(Records from a data source)

· · · · · · ·

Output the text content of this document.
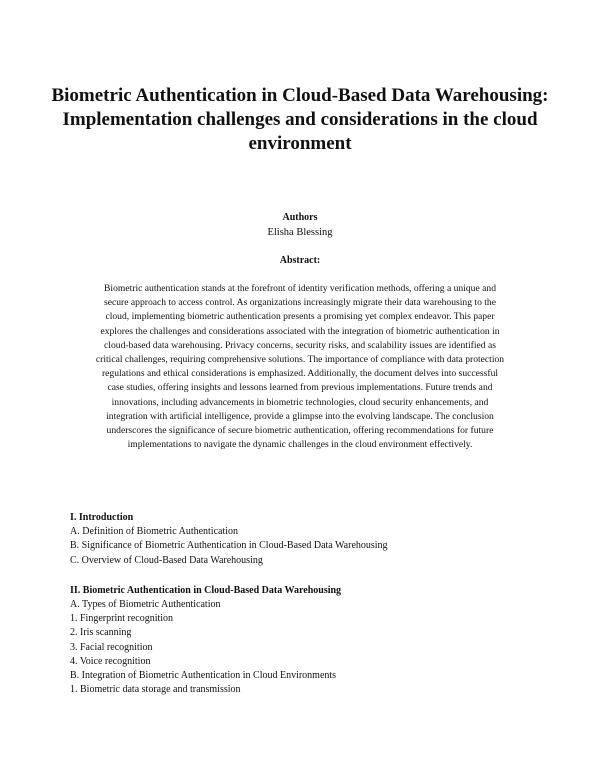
Biometric Authentication in Cloud-Based Data Warehousing:
Implementation challenges and considerations in the cloud
environment
Authors
Elisha Blessing
Abstract:
Biometric authentication stands at the forefront of identity verification methods, offering a unique and
secure approach to access control. As organizations increasingly migrate their data warehousing to the
cloud, implementing biometric authentication presents a promising yet complex endeavor. This paper
explores the challenges and considerations associated with the integration of biometric authentication in
cloud-based data warehousing. Privacy concerns, security risks, and scalability issues are identified as
critical challenges, requiring comprehensive solutions. The importance of compliance with data protection
regulations and ethical considerations is emphasized. Additionally, the document delves into successful
case studies, offering insights and lessons learned from previous implementations. Future trends and
innovations, including advancements in biometric technologies, cloud security enhancements, and
integration with artificial intelligence, provide a glimpse into the evolving landscape. The conclusion
underscores the significance of secure biometric authentication, offering recommendations for future
implementations to navigate the dynamic challenges in the cloud environment effectively.
I. Introduction
A. Definition of Biometric Authentication
B. Significance of Biometric Authentication in Cloud-Based Data Warehousing
C. Overview of Cloud-Based Data Warehousing
II. Biometric Authentication in Cloud-Based Data Warehousing
A. Types of Biometric Authentication
1. Fingerprint recognition
2. Iris scanning
3. Facial recognition
4. Voice recognition
B. Integration of Biometric Authentication in Cloud Environments
1. Biometric data storage and transmission
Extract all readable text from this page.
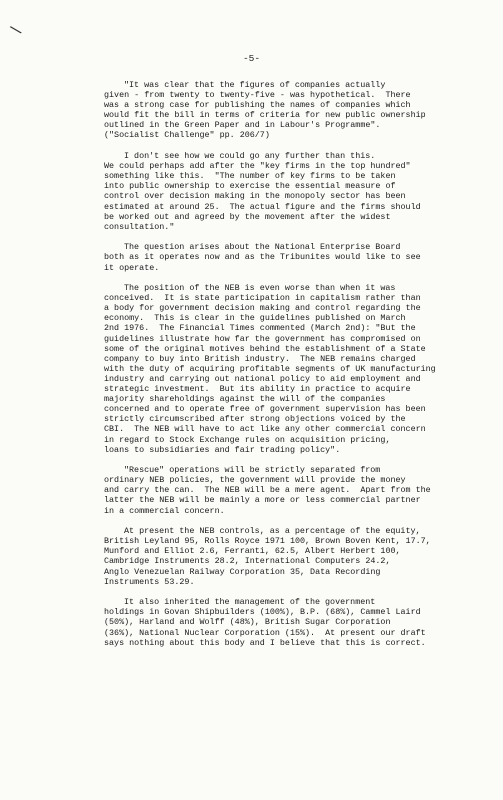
\
-5-
"It was clear that the figures of companies actually
given - from twenty to twenty-five - was hypothetical.  There
was a strong case for publishing the names of companies which
would fit the bill in terms of criteria for new public ownership
outlined in the Green Paper and in Labour's Programme".
("Socialist Challenge" pp. 206/7)
I don't see how we could go any further than this.
We could perhaps add after the "key firms in the top hundred"
something like this.  "The number of key firms to be taken
into public ownership to exercise the essential measure of
control over decision making in the monopoly sector has been
estimated at around 25.  The actual figure and the firms should
be worked out and agreed by the movement after the widest
consultation."
The question arises about the National Enterprise Board
both as it operates now and as the Tribunites would like to see
it operate.
The position of the NEB is even worse than when it was
conceived.  It is state participation in capitalism rather than
a body for government decision making and control regarding the
economy.  This is clear in the guidelines published on March
2nd 1976.  The Financial Times commented (March 2nd): "But the
guidelines illustrate how far the government has compromised on
some of the original motives behind the establishment of a State
company to buy into British industry.  The NEB remains charged
with the duty of acquiring profitable segments of UK manufacturing
industry and carrying out national policy to aid employment and
strategic investment.  But its ability in practice to acquire
majority shareholdings against the will of the companies
concerned and to operate free of government supervision has been
strictly circumscribed after strong objections voiced by the
CBI.  The NEB will have to act like any other commercial concern
in regard to Stock Exchange rules on acquisition pricing,
loans to subsidiaries and fair trading policy".
"Rescue" operations will be strictly separated from
ordinary NEB policies, the government will provide the money
and carry the can.  The NEB will be a mere agent.  Apart from the
latter the NEB will be mainly a more or less commercial partner
in a commercial concern.
At present the NEB controls, as a percentage of the equity,
British Leyland 95, Rolls Royce 1971 100, Brown Boven Kent, 17.7,
Munford and Elliot 2.6, Ferranti, 62.5, Albert Herbert 100,
Cambridge Instruments 28.2, International Computers 24.2,
Anglo Venezuelan Railway Corporation 35, Data Recording
Instruments 53.29.
It also inherited the management of the government
holdings in Govan Shipbuilders (100%), B.P. (68%), Cammel Laird
(50%), Harland and Wolff (48%), British Sugar Corporation
(36%), National Nuclear Corporation (15%).  At present our draft
says nothing about this body and I believe that this is correct.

· · · · · · ·

- _PROBLEM DETAILS_
Using the listing, say how many lines include the word "offering", and add nothing else.

- _SOLUTION_
3